*** Begin section ***

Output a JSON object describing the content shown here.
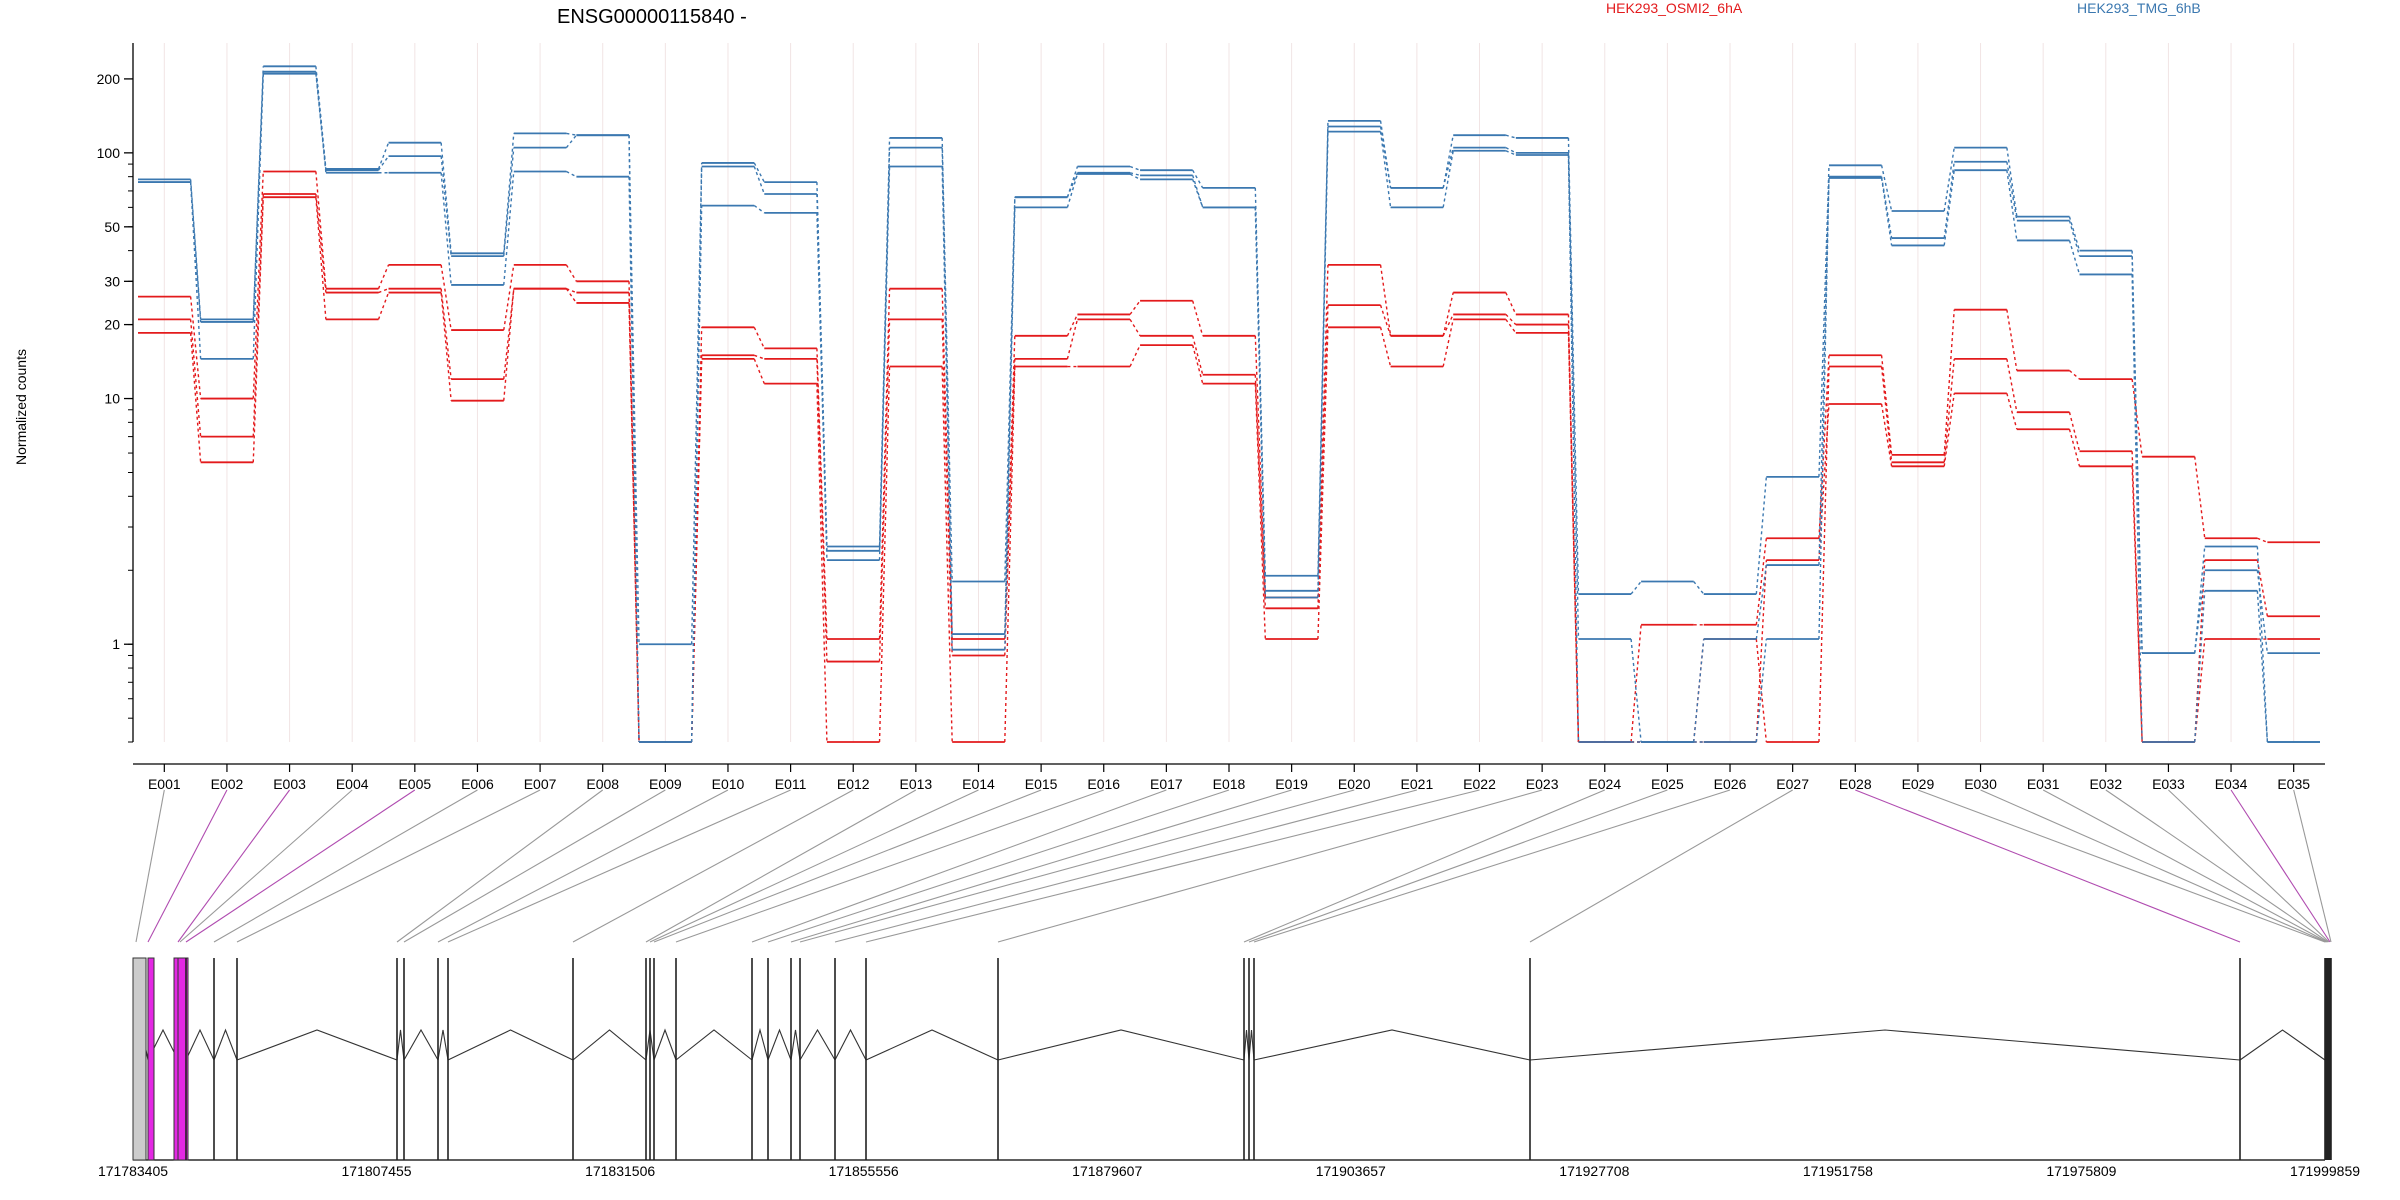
{
  "chart_data": {
    "type": "line",
    "title": "ENSG00000115840 -",
    "ylabel": "Normalized counts",
    "xlabel": "",
    "y_scale": "log",
    "ylim": [
      0.4,
      280
    ],
    "yticks": [
      1,
      10,
      20,
      30,
      50,
      100,
      200
    ],
    "grid": true,
    "legend_position": "top-right",
    "categories": [
      "E001",
      "E002",
      "E003",
      "E004",
      "E005",
      "E006",
      "E007",
      "E008",
      "E009",
      "E010",
      "E011",
      "E012",
      "E013",
      "E014",
      "E015",
      "E016",
      "E017",
      "E018",
      "E019",
      "E020",
      "E021",
      "E022",
      "E023",
      "E024",
      "E025",
      "E026",
      "E027",
      "E028",
      "E029",
      "E030",
      "E031",
      "E032",
      "E033",
      "E034",
      "E035"
    ],
    "series": [
      {
        "name": "HEK293_OSMI2_6hA",
        "color": "#E31A1C",
        "values": [
          26,
          10,
          84,
          28,
          35,
          19,
          35,
          30,
          0.4,
          19.5,
          16,
          1.05,
          28,
          1.05,
          18,
          22,
          25,
          18,
          1.55,
          35,
          18,
          27,
          22,
          0.4,
          1.2,
          1.2,
          2.7,
          15,
          5.9,
          23,
          13,
          12,
          5.8,
          2.7,
          2.6
        ]
      },
      {
        "name": "HEK293_OSMI2_6hA",
        "color": "#E31A1C",
        "values": [
          21,
          7,
          68,
          27,
          28,
          12,
          28,
          27,
          0.4,
          15,
          14.5,
          0.85,
          21,
          0.9,
          14.5,
          21,
          18,
          12.5,
          1.4,
          24,
          18,
          22,
          20,
          0.4,
          0.4,
          1.05,
          0.4,
          13.5,
          5.5,
          14.5,
          8.8,
          6.1,
          0.4,
          2.2,
          1.3
        ]
      },
      {
        "name": "HEK293_OSMI2_6hA",
        "color": "#E31A1C",
        "values": [
          18.5,
          5.5,
          66,
          21,
          27,
          9.8,
          28,
          24.5,
          0.4,
          14.5,
          11.5,
          0.4,
          13.5,
          0.4,
          13.5,
          13.5,
          16.5,
          11.5,
          1.05,
          19.5,
          13.5,
          21,
          18.5,
          0.4,
          0.4,
          0.4,
          2.2,
          9.5,
          5.3,
          10.5,
          7.5,
          5.3,
          0.4,
          1.05,
          1.05
        ]
      },
      {
        "name": "HEK293_TMG_6hB",
        "color": "#3B78B0",
        "values": [
          78,
          21,
          225,
          86,
          110,
          39,
          120,
          118,
          1.0,
          91,
          76,
          2.5,
          115,
          1.8,
          66,
          88,
          85,
          72,
          1.9,
          135,
          72,
          118,
          115,
          1.6,
          1.8,
          1.6,
          4.8,
          89,
          58,
          105,
          55,
          40,
          0.92,
          2.5,
          0.4
        ]
      },
      {
        "name": "HEK293_TMG_6hB",
        "color": "#3B78B0",
        "values": [
          76,
          20.5,
          214,
          85,
          97,
          38,
          105,
          118,
          0.4,
          88,
          68,
          2.4,
          105,
          1.1,
          66,
          83,
          81,
          60,
          1.65,
          128,
          72,
          105,
          100,
          1.05,
          0.4,
          1.05,
          2.1,
          80,
          45,
          92,
          53,
          38,
          0.92,
          2.0,
          0.92
        ]
      },
      {
        "name": "HEK293_TMG_6hB",
        "color": "#3B78B0",
        "values": [
          76,
          14.5,
          210,
          83,
          83,
          29,
          84,
          80,
          0.4,
          61,
          57,
          2.2,
          88,
          0.95,
          60,
          82,
          78,
          60,
          1.55,
          122,
          60,
          102,
          98,
          0.4,
          0.4,
          0.4,
          1.05,
          79,
          42,
          85,
          44,
          32,
          0.4,
          1.65,
          0.4
        ]
      }
    ],
    "genomic_axis": {
      "tick_labels": [
        "171783405",
        "171807455",
        "171831506",
        "171855556",
        "171879607",
        "171903657",
        "171927708",
        "171951758",
        "171975809",
        "171999859"
      ],
      "range": [
        171783405,
        171999859
      ]
    }
  }
}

*** End section ***

* Task item:
All records are to be reproduced exactly; the pictures are to be omitted.

* Exercise output:
Output a JSON object describing the content shown here.
{
  "chart_data": {
    "type": "line",
    "title": "ENSG00000115840 -",
    "ylabel": "Normalized counts",
    "xlabel": "",
    "y_scale": "log",
    "ylim": [
      0.4,
      280
    ],
    "yticks": [
      1,
      10,
      20,
      30,
      50,
      100,
      200
    ],
    "grid": true,
    "legend_position": "top-right",
    "categories": [
      "E001",
      "E002",
      "E003",
      "E004",
      "E005",
      "E006",
      "E007",
      "E008",
      "E009",
      "E010",
      "E011",
      "E012",
      "E013",
      "E014",
      "E015",
      "E016",
      "E017",
      "E018",
      "E019",
      "E020",
      "E021",
      "E022",
      "E023",
      "E024",
      "E025",
      "E026",
      "E027",
      "E028",
      "E029",
      "E030",
      "E031",
      "E032",
      "E033",
      "E034",
      "E035"
    ],
    "series": [
      {
        "name": "HEK293_OSMI2_6hA",
        "color": "#E31A1C",
        "values": [
          26,
          10,
          84,
          28,
          35,
          19,
          35,
          30,
          0.4,
          19.5,
          16,
          1.05,
          28,
          1.05,
          18,
          22,
          25,
          18,
          1.55,
          35,
          18,
          27,
          22,
          0.4,
          1.2,
          1.2,
          2.7,
          15,
          5.9,
          23,
          13,
          12,
          5.8,
          2.7,
          2.6
        ]
      },
      {
        "name": "HEK293_OSMI2_6hA",
        "color": "#E31A1C",
        "values": [
          21,
          7,
          68,
          27,
          28,
          12,
          28,
          27,
          0.4,
          15,
          14.5,
          0.85,
          21,
          0.9,
          14.5,
          21,
          18,
          12.5,
          1.4,
          24,
          18,
          22,
          20,
          0.4,
          0.4,
          1.05,
          0.4,
          13.5,
          5.5,
          14.5,
          8.8,
          6.1,
          0.4,
          2.2,
          1.3
        ]
      },
      {
        "name": "HEK293_OSMI2_6hA",
        "color": "#E31A1C",
        "values": [
          18.5,
          5.5,
          66,
          21,
          27,
          9.8,
          28,
          24.5,
          0.4,
          14.5,
          11.5,
          0.4,
          13.5,
          0.4,
          13.5,
          13.5,
          16.5,
          11.5,
          1.05,
          19.5,
          13.5,
          21,
          18.5,
          0.4,
          0.4,
          0.4,
          2.2,
          9.5,
          5.3,
          10.5,
          7.5,
          5.3,
          0.4,
          1.05,
          1.05
        ]
      },
      {
        "name": "HEK293_TMG_6hB",
        "color": "#3B78B0",
        "values": [
          78,
          21,
          225,
          86,
          110,
          39,
          120,
          118,
          1.0,
          91,
          76,
          2.5,
          115,
          1.8,
          66,
          88,
          85,
          72,
          1.9,
          135,
          72,
          118,
          115,
          1.6,
          1.8,
          1.6,
          4.8,
          89,
          58,
          105,
          55,
          40,
          0.92,
          2.5,
          0.4
        ]
      },
      {
        "name": "HEK293_TMG_6hB",
        "color": "#3B78B0",
        "values": [
          76,
          20.5,
          214,
          85,
          97,
          38,
          105,
          118,
          0.4,
          88,
          68,
          2.4,
          105,
          1.1,
          66,
          83,
          81,
          60,
          1.65,
          128,
          72,
          105,
          100,
          1.05,
          0.4,
          1.05,
          2.1,
          80,
          45,
          92,
          53,
          38,
          0.92,
          2.0,
          0.92
        ]
      },
      {
        "name": "HEK293_TMG_6hB",
        "color": "#3B78B0",
        "values": [
          76,
          14.5,
          210,
          83,
          83,
          29,
          84,
          80,
          0.4,
          61,
          57,
          2.2,
          88,
          0.95,
          60,
          82,
          78,
          60,
          1.55,
          122,
          60,
          102,
          98,
          0.4,
          0.4,
          0.4,
          1.05,
          79,
          42,
          85,
          44,
          32,
          0.4,
          1.65,
          0.4
        ]
      }
    ],
    "genomic_axis": {
      "tick_labels": [
        "171783405",
        "171807455",
        "171831506",
        "171855556",
        "171879607",
        "171903657",
        "171927708",
        "171951758",
        "171975809",
        "171999859"
      ],
      "range": [
        171783405,
        171999859
      ]
    }
  }
}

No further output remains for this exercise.